START Supplied material

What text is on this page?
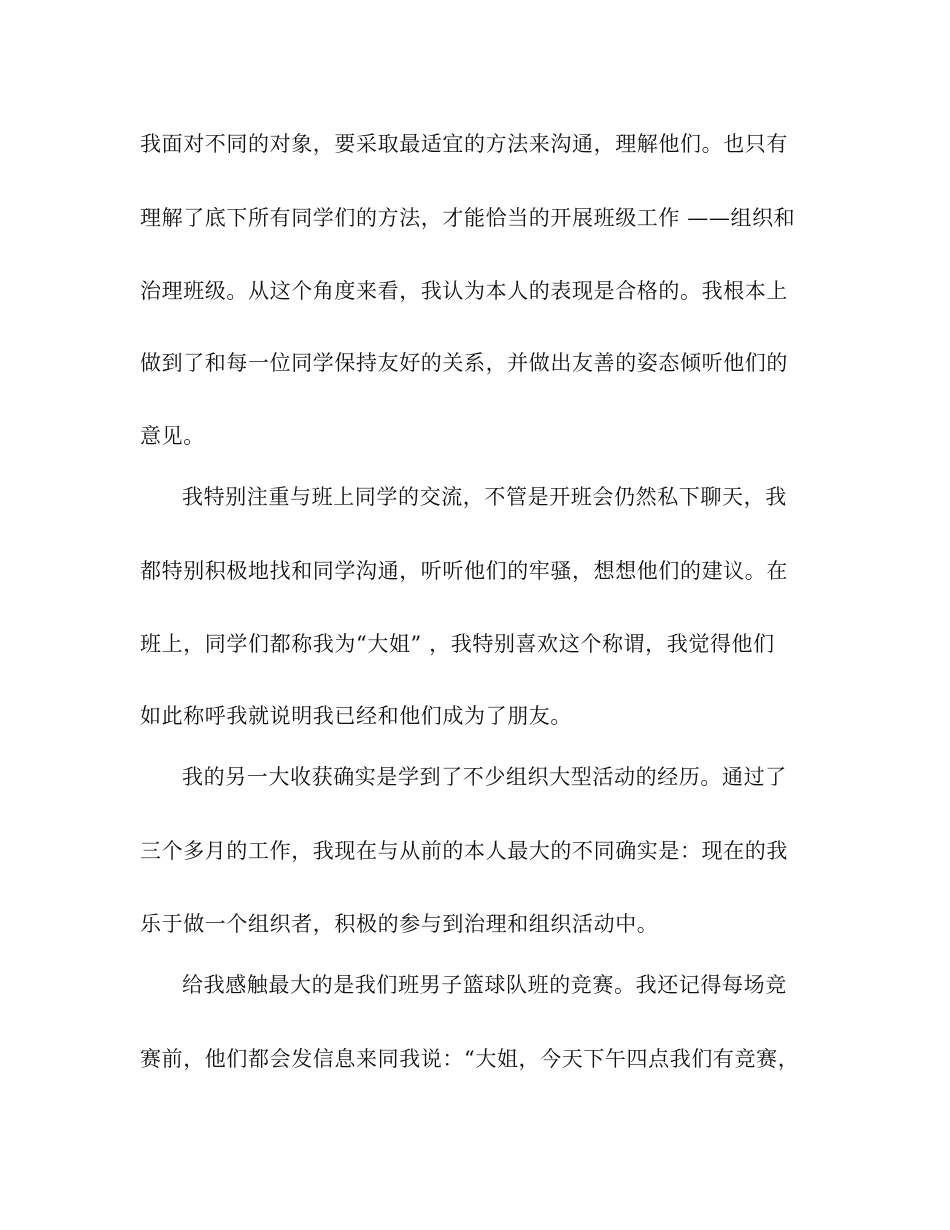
我面对不同的对象，要采取最适宜的方法来沟通，理解他们。也只有
理解了底下所有同学们的方法，才能恰当的开展班级工作 ——组织和
治理班级。从这个角度来看，我认为本人的表现是合格的。我根本上
做到了和每一位同学保持友好的关系，并做出友善的姿态倾听他们的
意见。
我特别注重与班上同学的交流，不管是开班会仍然私下聊天，我
都特别积极地找和同学沟通，听听他们的牢骚，想想他们的建议。在
班上，同学们都称我为“大姐” ，我特别喜欢这个称谓，我觉得他们
如此称呼我就说明我已经和他们成为了朋友。
我的另一大收获确实是学到了不少组织大型活动的经历。通过了
三个多月的工作，我现在与从前的本人最大的不同确实是：现在的我
乐于做一个组织者，积极的参与到治理和组织活动中。
给我感触最大的是我们班男子篮球队班的竞赛。我还记得每场竞
赛前，他们都会发信息来同我说：“大姐，今天下午四点我们有竞赛，
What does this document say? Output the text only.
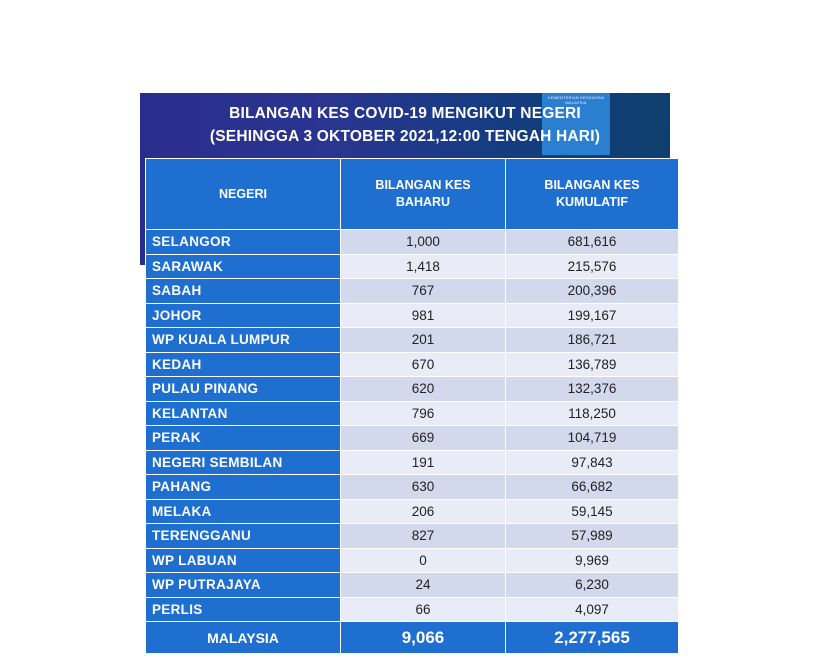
KEMENTERIAN KESIHATAN MALAYSIA
BILANGAN KES COVID-19 MENGIKUT NEGERI
(SEHINGGA 3 OKTOBER 2021,12:00 TENGAH HARI)
NEGERI	BILANGAN KES BAHARU	BILANGAN KES KUMULATIF
SELANGOR	1,000	681,616
SARAWAK	1,418	215,576
SABAH	767	200,396
JOHOR	981	199,167
WP KUALA LUMPUR	201	186,721
KEDAH	670	136,789
PULAU PINANG	620	132,376
KELANTAN	796	118,250
PERAK	669	104,719
NEGERI SEMBILAN	191	97,843
PAHANG	630	66,682
MELAKA	206	59,145
TERENGGANU	827	57,989
WP LABUAN	0	9,969
WP PUTRAJAYA	24	6,230
PERLIS	66	4,097
MALAYSIA	9,066	2,277,565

END Supplied material

Request:
Which lines hold the word "What"? Return all of them from the records above.

The completed task:
What text is on this page?
What does this document say? Output the text only.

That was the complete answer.